#### PROBLEM DESCRIPTION
Print the entries below word for word; the pictures stay out of your copy.

Items from a dataset:

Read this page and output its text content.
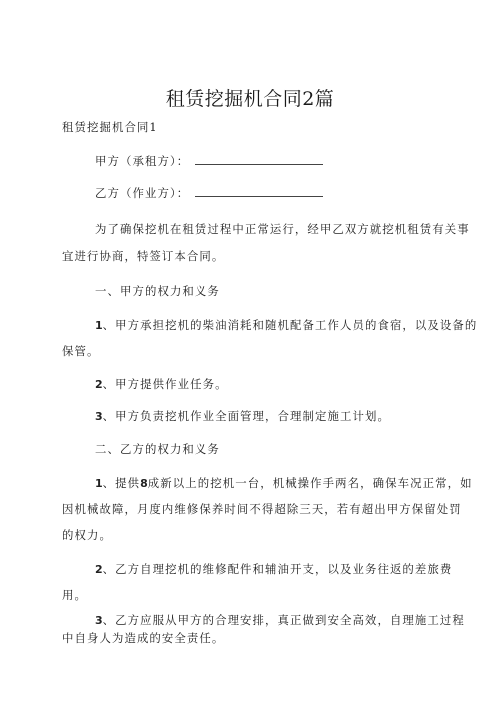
租赁挖掘机合同2篇
租赁挖掘机合同1
甲方（承租方）：
乙方（作业方）：
为了确保挖机在租赁过程中正常运行，经甲乙双方就挖机租赁有关事
宜进行协商，特签订本合同。
一、甲方的权力和义务
1、甲方承担挖机的柴油消耗和随机配备工作人员的食宿，以及设备的
保管。
2、甲方提供作业任务。
3、甲方负责挖机作业全面管理，合理制定施工计划。
二、乙方的权力和义务
1、提供8成新以上的挖机一台，机械操作手两名，确保车况正常，如
因机械故障，月度内维修保养时间不得超除三天，若有超出甲方保留处罚
的权力。
2、乙方自理挖机的维修配件和辅油开支，以及业务往返的差旅费
用。
3、乙方应服从甲方的合理安排，真正做到安全高效，自理施工过程
中自身人为造成的安全责任。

#### OUTPUT OF THE TASK
Read this page and output its text content.
租赁挖掘机合同2篇
租赁挖掘机合同1
甲方（承租方）：
乙方（作业方）：
为了确保挖机在租赁过程中正常运行，经甲乙双方就挖机租赁有关事
宜进行协商，特签订本合同。
一、甲方的权力和义务
1、甲方承担挖机的柴油消耗和随机配备工作人员的食宿，以及设备的
保管。
2、甲方提供作业任务。
3、甲方负责挖机作业全面管理，合理制定施工计划。
二、乙方的权力和义务
1、提供8成新以上的挖机一台，机械操作手两名，确保车况正常，如
因机械故障，月度内维修保养时间不得超除三天，若有超出甲方保留处罚
的权力。
2、乙方自理挖机的维修配件和辅油开支，以及业务往返的差旅费
用。
3、乙方应服从甲方的合理安排，真正做到安全高效，自理施工过程
中自身人为造成的安全责任。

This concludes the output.